Work to be completed. Set the listing down again exactly, please, apart from its pictures.

Records for processing.
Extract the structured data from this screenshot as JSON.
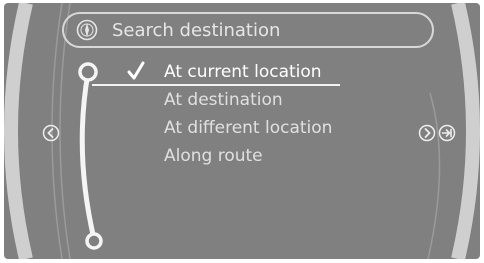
{
  "search": {
    "label": "Search destination",
    "icon": "compass-icon"
  },
  "menu": {
    "items": [
      {
        "label": "At current location",
        "selected": true
      },
      {
        "label": "At destination",
        "selected": false
      },
      {
        "label": "At different location",
        "selected": false
      },
      {
        "label": "Along route",
        "selected": false
      }
    ]
  },
  "icons": {
    "left_nav": "chevron-left-icon",
    "right_nav": "chevron-right-icon",
    "right_extra": "arrow-into-icon",
    "check": "checkmark-icon"
  },
  "colors": {
    "screen_bg": "#808080",
    "bezel": "#d7d7d7",
    "text": "#e0e0e0",
    "highlight": "#ffffff"
  }
}
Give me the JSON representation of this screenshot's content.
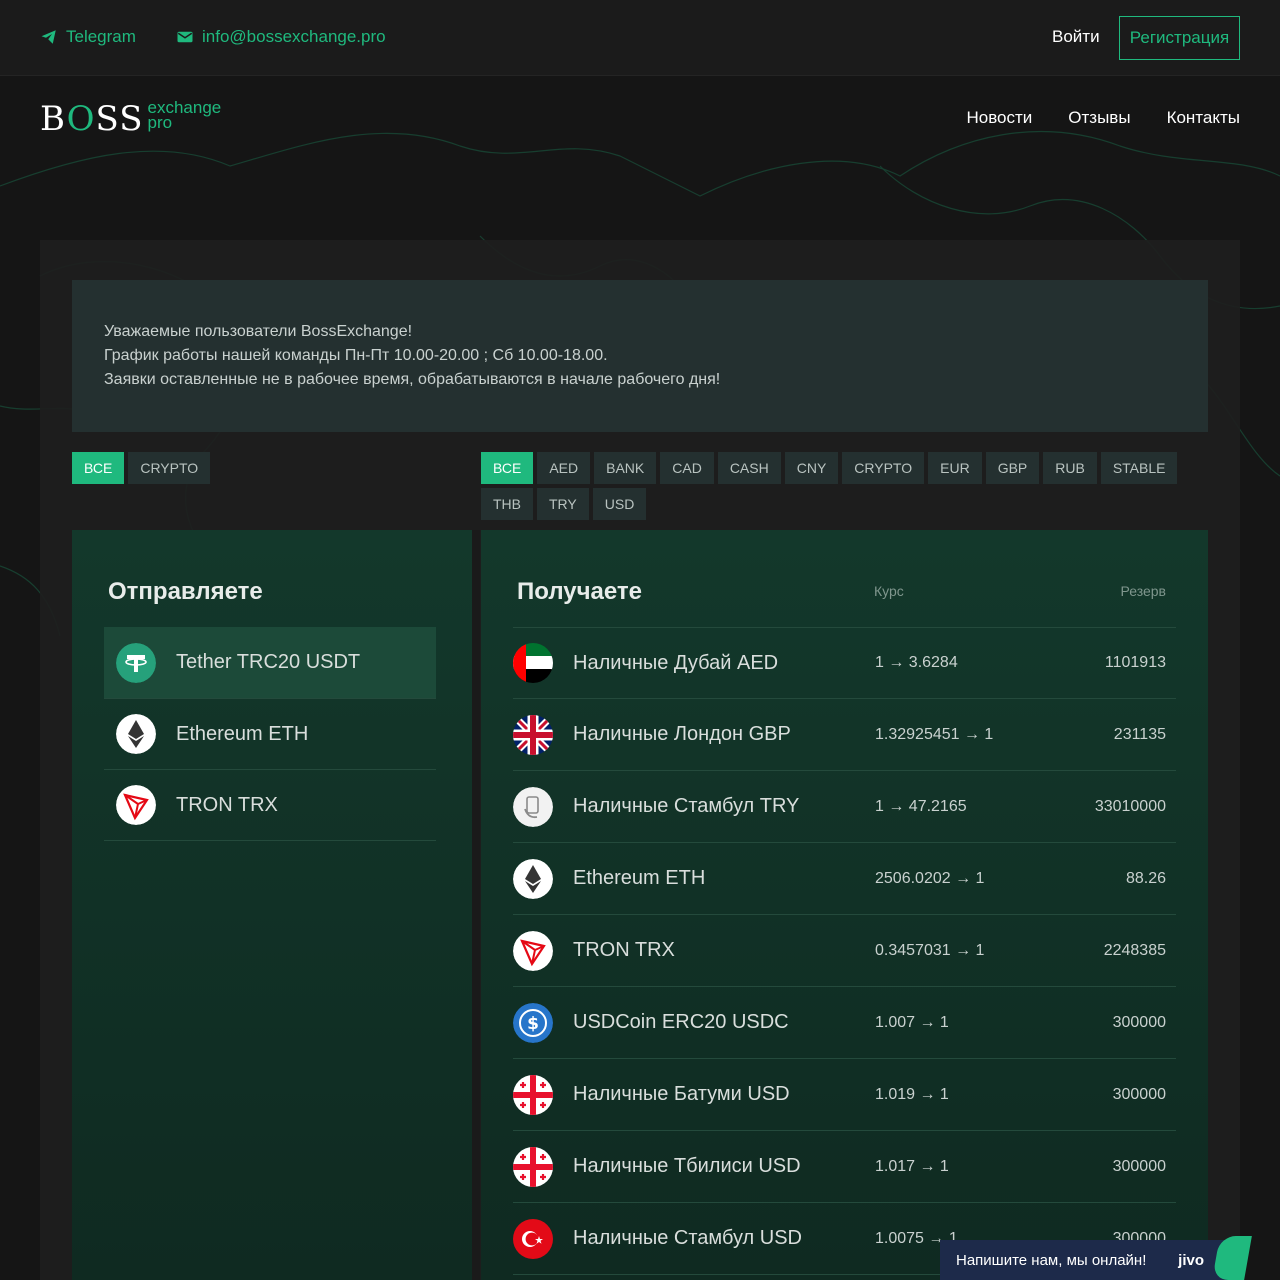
{
  "topbar": {
    "telegram_label": "Telegram",
    "email_label": "info@bossexchange.pro",
    "login_label": "Войти",
    "register_label": "Регистрация"
  },
  "logo": {
    "brand_prefix": "B",
    "brand_o": "O",
    "brand_suffix": "SS",
    "sub1": "exchange",
    "sub2": "pro"
  },
  "nav": {
    "items": [
      "Новости",
      "Отзывы",
      "Контакты"
    ]
  },
  "notice": {
    "lines": [
      "Уважаемые пользователи BossExchange!",
      "График работы нашей команды Пн-Пт 10.00-20.00 ; Сб 10.00-18.00.",
      "Заявки оставленные не в рабочее время, обрабатываются в начале рабочего дня!"
    ]
  },
  "filters_left": [
    "ВСЕ",
    "CRYPTO"
  ],
  "filters_right": [
    "ВСЕ",
    "AED",
    "BANK",
    "CAD",
    "CASH",
    "CNY",
    "CRYPTO",
    "EUR",
    "GBP",
    "RUB",
    "STABLE",
    "THB",
    "TRY",
    "USD"
  ],
  "send": {
    "title": "Отправляете",
    "items": [
      {
        "name": "Tether TRC20 USDT",
        "icon": "tether-icon"
      },
      {
        "name": "Ethereum ETH",
        "icon": "ethereum-icon"
      },
      {
        "name": "TRON TRX",
        "icon": "tron-icon"
      }
    ]
  },
  "receive": {
    "title": "Получаете",
    "rate_header": "Курс",
    "reserve_header": "Резерв",
    "items": [
      {
        "name": "Наличные Дубай AED",
        "rate": "1 → 3.6284",
        "reserve": "1101913",
        "icon": "uae-flag-icon"
      },
      {
        "name": "Наличные Лондон GBP",
        "rate": "1.32925451 → 1",
        "reserve": "231135",
        "icon": "uk-flag-icon"
      },
      {
        "name": "Наличные Стамбул TRY",
        "rate": "1 → 47.2165",
        "reserve": "33010000",
        "icon": "cash-hand-icon"
      },
      {
        "name": "Ethereum ETH",
        "rate": "2506.0202 → 1",
        "reserve": "88.26",
        "icon": "ethereum-icon"
      },
      {
        "name": "TRON TRX",
        "rate": "0.3457031 → 1",
        "reserve": "2248385",
        "icon": "tron-icon"
      },
      {
        "name": "USDCoin ERC20 USDC",
        "rate": "1.007 → 1",
        "reserve": "300000",
        "icon": "usdc-icon"
      },
      {
        "name": "Наличные Батуми USD",
        "rate": "1.019 → 1",
        "reserve": "300000",
        "icon": "georgia-flag-icon"
      },
      {
        "name": "Наличные Тбилиси USD",
        "rate": "1.017 → 1",
        "reserve": "300000",
        "icon": "georgia-flag-icon"
      },
      {
        "name": "Наличные Стамбул USD",
        "rate": "1.0075 → 1",
        "reserve": "300000",
        "icon": "turkey-flag-icon"
      }
    ]
  },
  "chat": {
    "text": "Напишите нам, мы онлайн!",
    "brand": "jivo"
  },
  "colors": {
    "accent": "#1fb97e",
    "background": "#151515",
    "panel": "#13382b"
  }
}
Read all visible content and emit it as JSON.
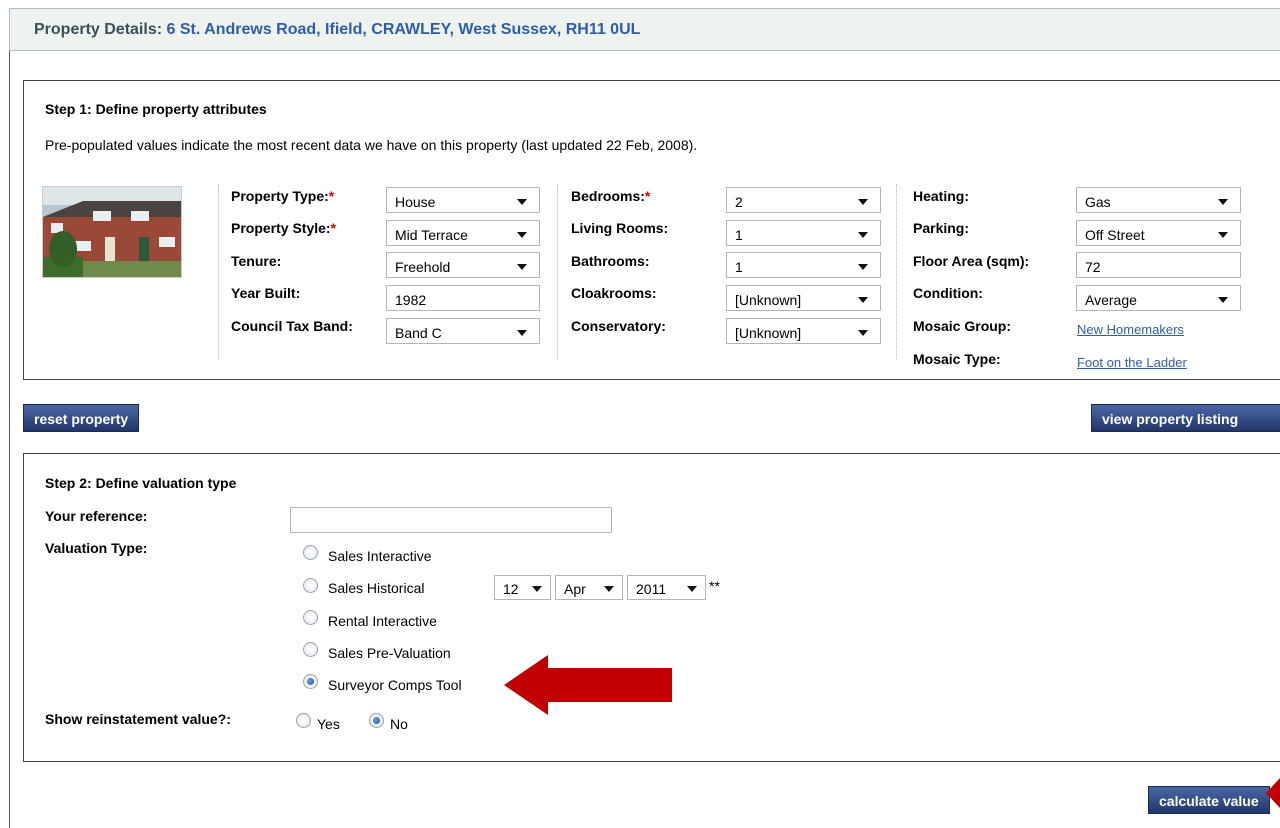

Written answer.
Extract the structured data from this screenshot as JSON.
{
  "search": {
    "label": "Search destination",
    "icon": "compass-icon"
  },
  "menu": {
    "items": [
      {
        "label": "At current location",
        "selected": true
      },
      {
        "label": "At destination",
        "selected": false
      },
      {
        "label": "At different location",
        "selected": false
      },
      {
        "label": "Along route",
        "selected": false
      }
    ]
  },
  "icons": {
    "left_nav": "chevron-left-icon",
    "right_nav": "chevron-right-icon",
    "right_extra": "arrow-into-icon",
    "check": "checkmark-icon"
  },
  "colors": {
    "screen_bg": "#808080",
    "bezel": "#d7d7d7",
    "text": "#e0e0e0",
    "highlight": "#ffffff"
  }
}
Give me the JSON representation of this screenshot's content.
{
  "topbar": {
    "telegram_label": "Telegram",
    "email_label": "info@bossexchange.pro",
    "login_label": "Войти",
    "register_label": "Регистрация"
  },
  "logo": {
    "brand_prefix": "B",
    "brand_o": "O",
    "brand_suffix": "SS",
    "sub1": "exchange",
    "sub2": "pro"
  },
  "nav": {
    "items": [
      "Новости",
      "Отзывы",
      "Контакты"
    ]
  },
  "notice": {
    "lines": [
      "Уважаемые пользователи BossExchange!",
      "График работы нашей команды Пн-Пт 10.00-20.00 ; Сб 10.00-18.00.",
      "Заявки оставленные не в рабочее время, обрабатываются в начале рабочего дня!"
    ]
  },
  "filters_left": [
    "ВСЕ",
    "CRYPTO"
  ],
  "filters_right": [
    "ВСЕ",
    "AED",
    "BANK",
    "CAD",
    "CASH",
    "CNY",
    "CRYPTO",
    "EUR",
    "GBP",
    "RUB",
    "STABLE",
    "THB",
    "TRY",
    "USD"
  ],
  "send": {
    "title": "Отправляете",
    "items": [
      {
        "name": "Tether TRC20 USDT",
        "icon": "tether-icon"
      },
      {
        "name": "Ethereum ETH",
        "icon": "ethereum-icon"
      },
      {
        "name": "TRON TRX",
        "icon": "tron-icon"
      }
    ]
  },
  "receive": {
    "title": "Получаете",
    "rate_header": "Курс",
    "reserve_header": "Резерв",
    "items": [
      {
        "name": "Наличные Дубай AED",
        "rate": "1 → 3.6284",
        "reserve": "1101913",
        "icon": "uae-flag-icon"
      },
      {
        "name": "Наличные Лондон GBP",
        "rate": "1.32925451 → 1",
        "reserve": "231135",
        "icon": "uk-flag-icon"
      },
      {
        "name": "Наличные Стамбул TRY",
        "rate": "1 → 47.2165",
        "reserve": "33010000",
        "icon": "cash-hand-icon"
      },
      {
        "name": "Ethereum ETH",
        "rate": "2506.0202 → 1",
        "reserve": "88.26",
        "icon": "ethereum-icon"
      },
      {
        "name": "TRON TRX",
        "rate": "0.3457031 → 1",
        "reserve": "2248385",
        "icon": "tron-icon"
      },
      {
        "name": "USDCoin ERC20 USDC",
        "rate": "1.007 → 1",
        "reserve": "300000",
        "icon": "usdc-icon"
      },
      {
        "name": "Наличные Батуми USD",
        "rate": "1.019 → 1",
        "reserve": "300000",
        "icon": "georgia-flag-icon"
      },
      {
        "name": "Наличные Тбилиси USD",
        "rate": "1.017 → 1",
        "reserve": "300000",
        "icon": "georgia-flag-icon"
      },
      {
        "name": "Наличные Стамбул USD",
        "rate": "1.0075 → 1",
        "reserve": "300000",
        "icon": "turkey-flag-icon"
      }
    ]
  },
  "chat": {
    "text": "Напишите нам, мы онлайн!",
    "brand": "jivo"
  },
  "colors": {
    "accent": "#1fb97e",
    "background": "#151515",
    "panel": "#13382b"
  }
}
Read all visible content and emit it as JSON.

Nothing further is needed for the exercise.